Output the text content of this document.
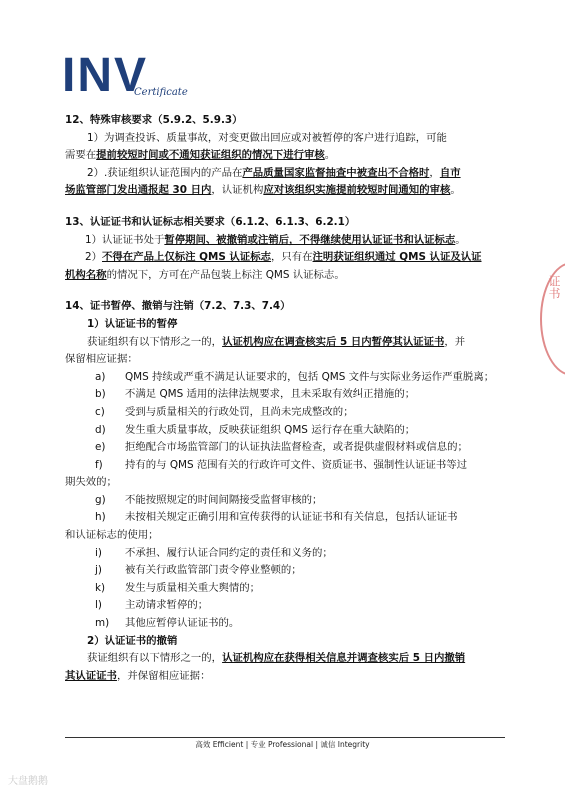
INV
Certificate
证书

12、特殊审核要求（5.9.2、5.9.3）

1）为调查投诉、质量事故，对变更做出回应或对被暂停的客户进行追踪，可能

需要在提前较短时间或不通知获证组织的情况下进行审核。

2）.获证组织认证范围内的产品在产品质量国家监督抽查中被查出不合格时，自市

场监管部门发出通报起 30 日内，认证机构应对该组织实施提前较短时间通知的审核。

13、认证证书和认证标志相关要求（6.1.2、6.1.3、6.2.1）

1）认证证书处于暂停期间、被撤销或注销后，不得继续使用认证证书和认证标志。

2）不得在产品上仅标注 QMS 认证标志，只有在注明获证组织通过 QMS 认证及认证

机构名称的情况下，方可在产品包装上标注 QMS 认证标志。

14、证书暂停、撤销与注销（7.2、7.3、7.4）

1）认证证书的暂停

获证组织有以下情形之一的，认证机构应在调查核实后 5 日内暂停其认证证书，并

保留相应证据：

a) QMS 持续或严重不满足认证要求的，包括 QMS 文件与实际业务运作严重脱离；

b) 不满足 QMS 适用的法律法规要求，且未采取有效纠正措施的；

c) 受到与质量相关的行政处罚，且尚未完成整改的；

d) 发生重大质量事故，反映获证组织 QMS 运行存在重大缺陷的；

e) 拒绝配合市场监管部门的认证执法监督检查，或者提供虚假材料或信息的；

f) 持有的与 QMS 范围有关的行政许可文件、资质证书、强制性认证证书等过

期失效的；

g) 不能按照规定的时间间隔接受监督审核的；

h) 未按相关规定正确引用和宣传获得的认证证书和有关信息，包括认证证书

和认证标志的使用；

i) 不承担、履行认证合同约定的责任和义务的；

j) 被有关行政监管部门责令停业整顿的；

k) 发生与质量相关重大舆情的；

l) 主动请求暂停的；

m) 其他应暂停认证证书的。

2）认证证书的撤销

获证组织有以下情形之一的，认证机构应在获得相关信息并调查核实后 5 日内撤销

其认证证书，并保留相应证据：

高效 Efficient | 专业 Professional | 诚信 Integrity
大盘鹅鹅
---*---
INSTRUCTIONS FOR THE TASK:
Go through the material line by line. Show each line that contains the string "获证组织有以下情形之一的".

WRITTEN REPLY:
获证组织有以下情形之一的，认证机构应在调查核实后 5 日内暂停其认证证书，并
获证组织有以下情形之一的，认证机构应在获得相关信息并调查核实后 5 日内撤销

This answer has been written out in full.